* _OBJECTIVE_
Show every line in the entries below where the word "arte" appears.

Records:
· · · · · · ·

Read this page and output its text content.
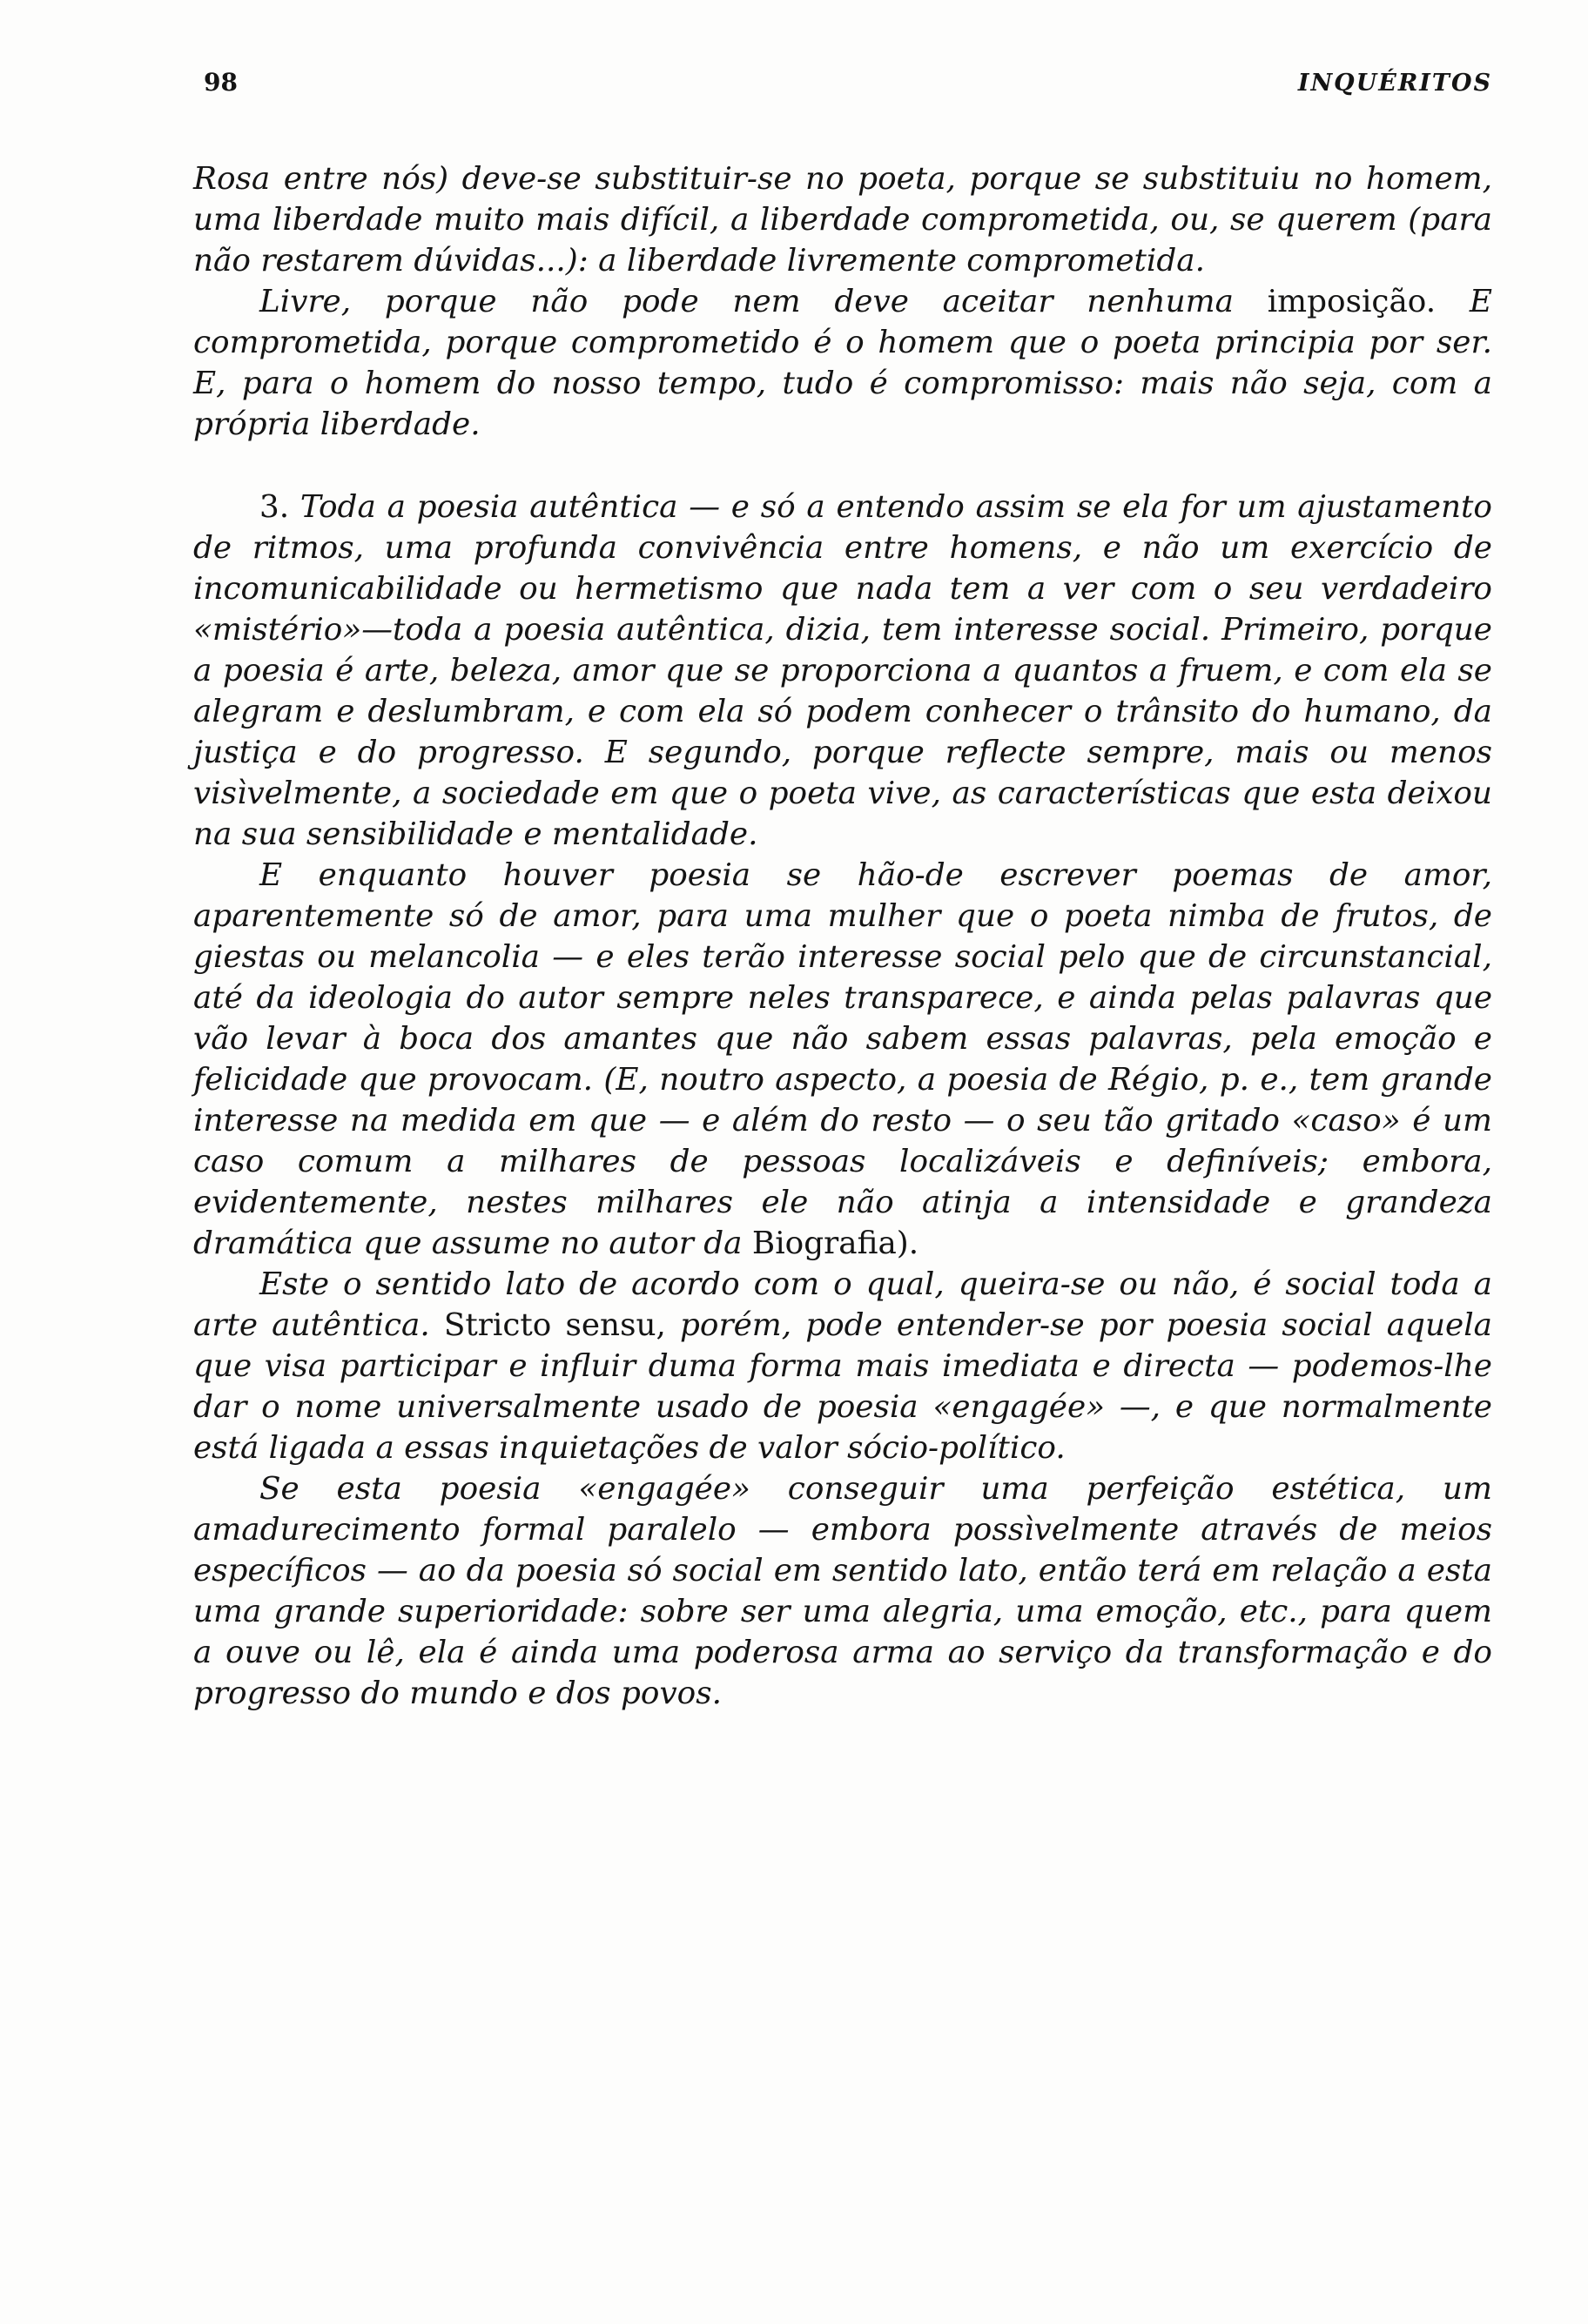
98	INQUÉRITOS

Rosa entre nós) deve-se substituir-se no poeta, porque se substituiu no homem, uma liberdade muito mais difícil, a liberdade comprometida, ou, se querem (para não restarem dúvidas...): a liberdade livremente comprometida.

Livre, porque não pode nem deve aceitar nenhuma imposição. E comprometida, porque comprometido é o homem que o poeta principia por ser. E, para o homem do nosso tempo, tudo é compromisso: mais não seja, com a própria liberdade.

3. Toda a poesia autêntica — e só a entendo assim se ela for um ajustamento de ritmos, uma profunda convivência entre homens, e não um exercício de incomunicabilidade ou hermetismo que nada tem a ver com o seu verdadeiro «mistério»—toda a poesia autêntica, dizia, tem interesse social. Primeiro, porque a poesia é arte, beleza, amor que se proporciona a quantos a fruem, e com ela se alegram e deslumbram, e com ela só podem conhecer o trânsito do humano, da justiça e do progresso. E segundo, porque reflecte sempre, mais ou menos visìvelmente, a sociedade em que o poeta vive, as características que esta deixou na sua sensibilidade e mentalidade.

E enquanto houver poesia se hão-de escrever poemas de amor, aparentemente só de amor, para uma mulher que o poeta nimba de frutos, de giestas ou melancolia — e eles terão interesse social pelo que de circunstancial, até da ideologia do autor sempre neles transparece, e ainda pelas palavras que vão levar à boca dos amantes que não sabem essas palavras, pela emoção e felicidade que provocam. (E, noutro aspecto, a poesia de Régio, p. e., tem grande interesse na medida em que — e além do resto — o seu tão gritado «caso» é um caso comum a milhares de pessoas localizáveis e definíveis; embora, evidentemente, nestes milhares ele não atinja a intensidade e grandeza dramática que assume no autor da Biografia).

Este o sentido lato de acordo com o qual, queira-se ou não, é social toda a arte autêntica. Stricto sensu, porém, pode entender-se por poesia social aquela que visa participar e influir duma forma mais imediata e directa — podemos-lhe dar o nome universalmente usado de poesia «engagée» —, e que normalmente está ligada a essas inquietações de valor sócio-político.

Se esta poesia «engagée» conseguir uma perfeição estética, um amadurecimento formal paralelo — embora possìvelmente através de meios específicos — ao da poesia só social em sentido lato, então terá em relação a esta uma grande superioridade: sobre ser uma alegria, uma emoção, etc., para quem a ouve ou lê, ela é ainda uma poderosa arma ao serviço da transformação e do progresso do mundo e dos povos.
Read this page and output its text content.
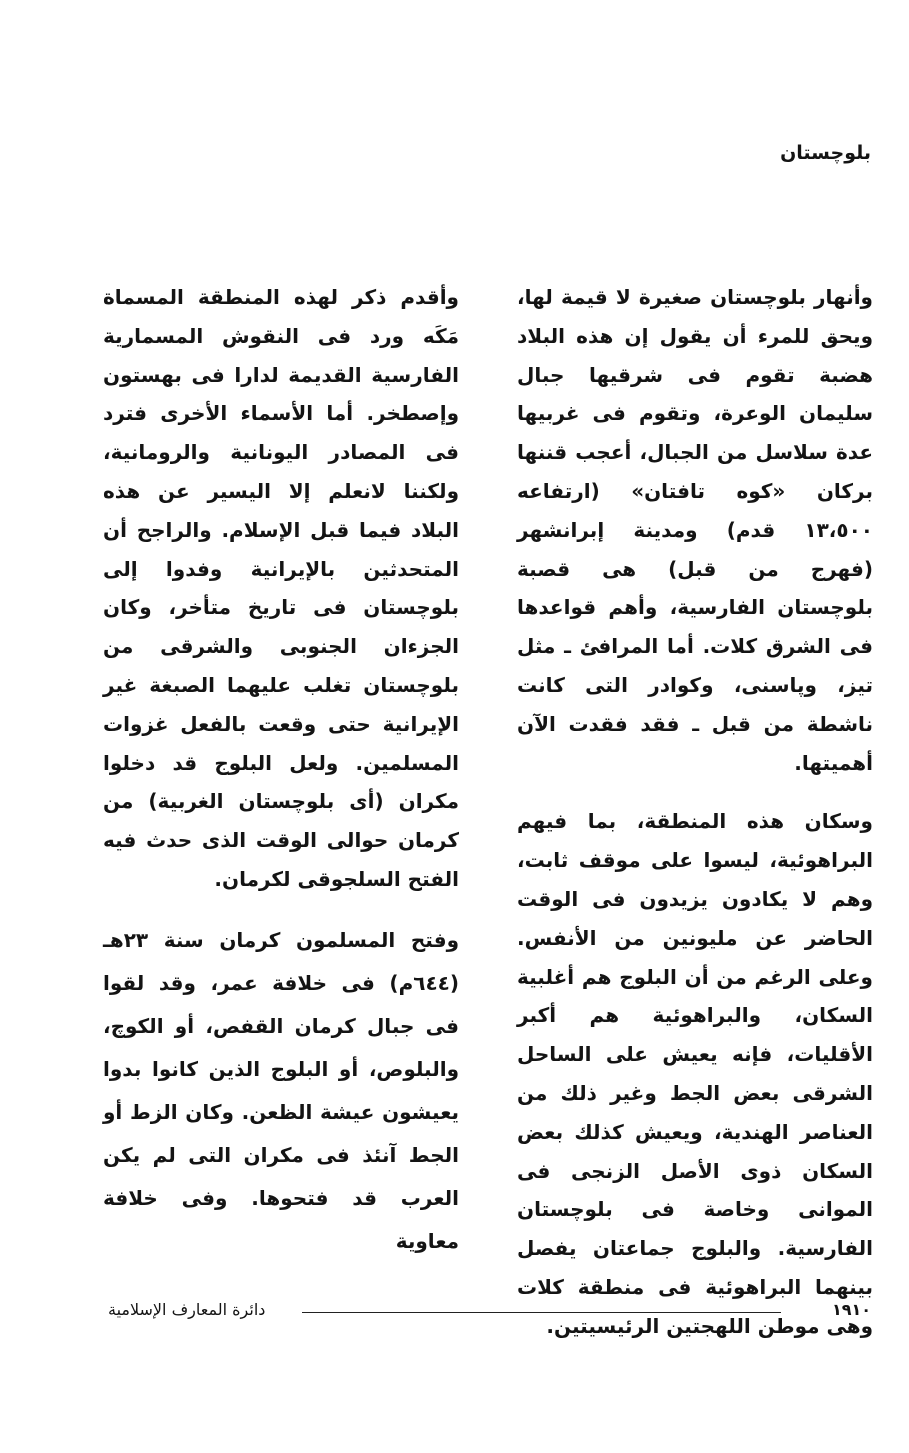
بلوچستان

وأنهار بلوچستان صغيرة لا قيمة لها، ويحق للمرء أن يقول إن هذه البلاد هضبة تقوم فى شرقيها جبال سليمان الوعرة، وتقوم فى غربيها عدة سلاسل من الجبال، أعجب قننها بركان «كوه تافتان» (ارتفاعه ١٣،٥٠٠ قدم) ومدينة إبرانشهر (فهرج من قبل) هى قصبة بلوچستان الفارسية، وأهم قواعدها فى الشرق كلات. أما المرافئ ـ مثل تيز، وپاسنى، وكوادر التى كانت ناشطة من قبل ـ فقد فقدت الآن أهميتها.

وسكان هذه المنطقة، بما فيهم البراهوئية، ليسوا على موقف ثابت، وهم لا يكادون يزيدون فى الوقت الحاضر عن مليونين من الأنفس. وعلى الرغم من أن البلوج هم أغلبية السكان، والبراهوئية هم أكبر الأقليات، فإنه يعيش على الساحل الشرقى بعض الجط وغير ذلك من العناصر الهندية، ويعيش كذلك بعض السكان ذوى الأصل الزنجى فى الموانى وخاصة فى بلوچستان الفارسية. والبلوج جماعتان يفصل بينهما البراهوئية فى منطقة كلات وهى موطن اللهجتين الرئيسيتين.

وأقدم ذكر لهذه المنطقة المسماة مَكَه ورد فى النقوش المسمارية الفارسية القديمة لدارا فى بهستون وإصطخر. أما الأسماء الأخرى فترد فى المصادر اليونانية والرومانية، ولكننا لانعلم إلا اليسير عن هذه البلاد فيما قبل الإسلام. والراجح أن المتحدثين بالإيرانية وفدوا إلى بلوچستان فى تاريخ متأخر، وكان الجزءان الجنوبى والشرقى من بلوچستان تغلب عليهما الصبغة غير الإيرانية حتى وقعت بالفعل غزوات المسلمين. ولعل البلوج قد دخلوا مكران (أى بلوچستان الغربية) من كرمان حوالى الوقت الذى حدث فيه الفتح السلجوقى لكرمان.

وفتح المسلمون كرمان سنة ٢٣هـ (٦٤٤م) فى خلافة عمر، وقد لقوا فى جبال كرمان القفص، أو الكوچ، والبلوص، أو البلوج الذين كانوا بدوا يعيشون عيشة الظعن. وكان الزط أو الجط آنئذ فى مكران التى لم يكن العرب قد فتحوها. وفى خلافة معاوية

١٩١٠
دائرة المعارف الإسلامية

· · · · · · ·

* _SOLUTION TO THIS EXERCISE_
3. Toda a poesia autêntica — e só a entendo assim se ela for um ajustamento de ritmos, uma profunda convivência entre homens, e não um exercício de incomunicabilidade ou hermetismo que nada tem a ver com o seu verdadeiro «mistério»—toda a poesia autêntica, dizia, tem interesse social. Primeiro, porque a poesia é arte, beleza, amor que se proporciona a quantos a fruem, e com ela se alegram e deslumbram, e com ela só podem conhecer o trânsito do humano, da justiça e do progresso. E segundo, porque reflecte sempre, mais ou menos visìvelmente, a sociedade em que o poeta vive, as características que esta deixou na sua sensibilidade e mentalidade.
Este o sentido lato de acordo com o qual, queira-se ou não, é social toda a arte autêntica. Stricto sensu, porém, pode entender-se por poesia social aquela que visa participar e influir duma forma mais imediata e directa — podemos-lhe dar o nome universalmente usado de poesia «engagée» —, e que normalmente está ligada a essas inquietações de valor sócio-político.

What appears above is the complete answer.